> Set problem
Each entry below is to be transcribed exactly.

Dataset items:

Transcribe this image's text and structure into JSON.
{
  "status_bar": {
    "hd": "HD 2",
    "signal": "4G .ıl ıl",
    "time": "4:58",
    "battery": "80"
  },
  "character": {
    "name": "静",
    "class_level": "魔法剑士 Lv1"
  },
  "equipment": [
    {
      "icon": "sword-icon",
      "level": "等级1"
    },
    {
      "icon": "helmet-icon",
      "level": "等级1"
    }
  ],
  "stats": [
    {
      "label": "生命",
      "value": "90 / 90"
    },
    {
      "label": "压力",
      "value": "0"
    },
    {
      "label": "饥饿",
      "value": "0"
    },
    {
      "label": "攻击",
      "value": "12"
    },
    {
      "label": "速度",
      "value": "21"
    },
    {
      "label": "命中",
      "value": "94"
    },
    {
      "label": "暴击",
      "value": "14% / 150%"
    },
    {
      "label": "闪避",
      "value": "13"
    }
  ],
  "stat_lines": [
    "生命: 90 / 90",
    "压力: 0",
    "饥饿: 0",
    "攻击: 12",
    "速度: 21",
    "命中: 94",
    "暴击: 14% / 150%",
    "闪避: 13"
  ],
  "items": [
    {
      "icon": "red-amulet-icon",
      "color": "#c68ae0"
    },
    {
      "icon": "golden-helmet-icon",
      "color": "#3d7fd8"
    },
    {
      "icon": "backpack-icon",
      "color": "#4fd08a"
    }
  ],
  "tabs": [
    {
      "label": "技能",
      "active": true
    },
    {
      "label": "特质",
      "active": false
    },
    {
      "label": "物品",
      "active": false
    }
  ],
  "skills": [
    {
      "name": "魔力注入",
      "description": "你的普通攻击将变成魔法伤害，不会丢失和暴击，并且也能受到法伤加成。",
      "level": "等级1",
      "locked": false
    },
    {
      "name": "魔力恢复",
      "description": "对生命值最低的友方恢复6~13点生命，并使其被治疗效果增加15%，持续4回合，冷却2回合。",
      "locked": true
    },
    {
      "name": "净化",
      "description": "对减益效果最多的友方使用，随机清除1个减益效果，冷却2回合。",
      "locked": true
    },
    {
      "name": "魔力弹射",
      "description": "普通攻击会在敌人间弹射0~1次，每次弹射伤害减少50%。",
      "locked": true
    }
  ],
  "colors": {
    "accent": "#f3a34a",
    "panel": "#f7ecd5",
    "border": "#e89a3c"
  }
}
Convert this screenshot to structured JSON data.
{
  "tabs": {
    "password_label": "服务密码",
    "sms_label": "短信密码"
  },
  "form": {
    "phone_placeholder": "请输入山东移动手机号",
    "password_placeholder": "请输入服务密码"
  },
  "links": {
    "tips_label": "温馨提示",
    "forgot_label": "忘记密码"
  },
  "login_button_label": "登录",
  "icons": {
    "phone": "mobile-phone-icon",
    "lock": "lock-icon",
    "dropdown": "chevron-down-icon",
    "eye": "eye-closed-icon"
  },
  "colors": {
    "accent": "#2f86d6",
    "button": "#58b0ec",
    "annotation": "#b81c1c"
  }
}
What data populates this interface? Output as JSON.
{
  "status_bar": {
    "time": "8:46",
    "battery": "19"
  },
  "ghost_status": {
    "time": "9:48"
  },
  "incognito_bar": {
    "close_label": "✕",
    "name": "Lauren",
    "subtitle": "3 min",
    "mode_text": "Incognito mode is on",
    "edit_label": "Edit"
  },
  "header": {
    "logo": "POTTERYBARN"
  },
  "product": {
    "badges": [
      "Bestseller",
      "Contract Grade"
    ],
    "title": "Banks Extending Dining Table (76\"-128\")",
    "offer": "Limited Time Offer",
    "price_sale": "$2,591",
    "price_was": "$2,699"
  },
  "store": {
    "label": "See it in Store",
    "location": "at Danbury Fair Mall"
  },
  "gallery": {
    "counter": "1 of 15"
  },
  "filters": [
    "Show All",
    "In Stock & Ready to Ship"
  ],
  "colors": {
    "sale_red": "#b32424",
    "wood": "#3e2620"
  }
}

> Output below
Transcribe this image's text and structure into JSON.
{
  "status_bar": {
    "hd": "HD 2",
    "signal": "4G .ıl ıl",
    "time": "4:58",
    "battery": "80"
  },
  "character": {
    "name": "静",
    "class_level": "魔法剑士 Lv1"
  },
  "equipment": [
    {
      "icon": "sword-icon",
      "level": "等级1"
    },
    {
      "icon": "helmet-icon",
      "level": "等级1"
    }
  ],
  "stats": [
    {
      "label": "生命",
      "value": "90 / 90"
    },
    {
      "label": "压力",
      "value": "0"
    },
    {
      "label": "饥饿",
      "value": "0"
    },
    {
      "label": "攻击",
      "value": "12"
    },
    {
      "label": "速度",
      "value": "21"
    },
    {
      "label": "命中",
      "value": "94"
    },
    {
      "label": "暴击",
      "value": "14% / 150%"
    },
    {
      "label": "闪避",
      "value": "13"
    }
  ],
  "stat_lines": [
    "生命: 90 / 90",
    "压力: 0",
    "饥饿: 0",
    "攻击: 12",
    "速度: 21",
    "命中: 94",
    "暴击: 14% / 150%",
    "闪避: 13"
  ],
  "items": [
    {
      "icon": "red-amulet-icon",
      "color": "#c68ae0"
    },
    {
      "icon": "golden-helmet-icon",
      "color": "#3d7fd8"
    },
    {
      "icon": "backpack-icon",
      "color": "#4fd08a"
    }
  ],
  "tabs": [
    {
      "label": "技能",
      "active": true
    },
    {
      "label": "特质",
      "active": false
    },
    {
      "label": "物品",
      "active": false
    }
  ],
  "skills": [
    {
      "name": "魔力注入",
      "description": "你的普通攻击将变成魔法伤害，不会丢失和暴击，并且也能受到法伤加成。",
      "level": "等级1",
      "locked": false
    },
    {
      "name": "魔力恢复",
      "description": "对生命值最低的友方恢复6~13点生命，并使其被治疗效果增加15%，持续4回合，冷却2回合。",
      "locked": true
    },
    {
      "name": "净化",
      "description": "对减益效果最多的友方使用，随机清除1个减益效果，冷却2回合。",
      "locked": true
    },
    {
      "name": "魔力弹射",
      "description": "普通攻击会在敌人间弹射0~1次，每次弹射伤害减少50%。",
      "locked": true
    }
  ],
  "colors": {
    "accent": "#f3a34a",
    "panel": "#f7ecd5",
    "border": "#e89a3c"
  }
}
Convert this screenshot to structured JSON data.
{
  "tabs": {
    "password_label": "服务密码",
    "sms_label": "短信密码"
  },
  "form": {
    "phone_placeholder": "请输入山东移动手机号",
    "password_placeholder": "请输入服务密码"
  },
  "links": {
    "tips_label": "温馨提示",
    "forgot_label": "忘记密码"
  },
  "login_button_label": "登录",
  "icons": {
    "phone": "mobile-phone-icon",
    "lock": "lock-icon",
    "dropdown": "chevron-down-icon",
    "eye": "eye-closed-icon"
  },
  "colors": {
    "accent": "#2f86d6",
    "button": "#58b0ec",
    "annotation": "#b81c1c"
  }
}
What data populates this interface? Output as JSON.
{
  "status_bar": {
    "time": "8:46",
    "battery": "19"
  },
  "ghost_status": {
    "time": "9:48"
  },
  "incognito_bar": {
    "close_label": "✕",
    "name": "Lauren",
    "subtitle": "3 min",
    "mode_text": "Incognito mode is on",
    "edit_label": "Edit"
  },
  "header": {
    "logo": "POTTERYBARN"
  },
  "product": {
    "badges": [
      "Bestseller",
      "Contract Grade"
    ],
    "title": "Banks Extending Dining Table (76\"-128\")",
    "offer": "Limited Time Offer",
    "price_sale": "$2,591",
    "price_was": "$2,699"
  },
  "store": {
    "label": "See it in Store",
    "location": "at Danbury Fair Mall"
  },
  "gallery": {
    "counter": "1 of 15"
  },
  "filters": [
    "Show All",
    "In Stock & Ready to Ship"
  ],
  "colors": {
    "sale_red": "#b32424",
    "wood": "#3e2620"
  }
}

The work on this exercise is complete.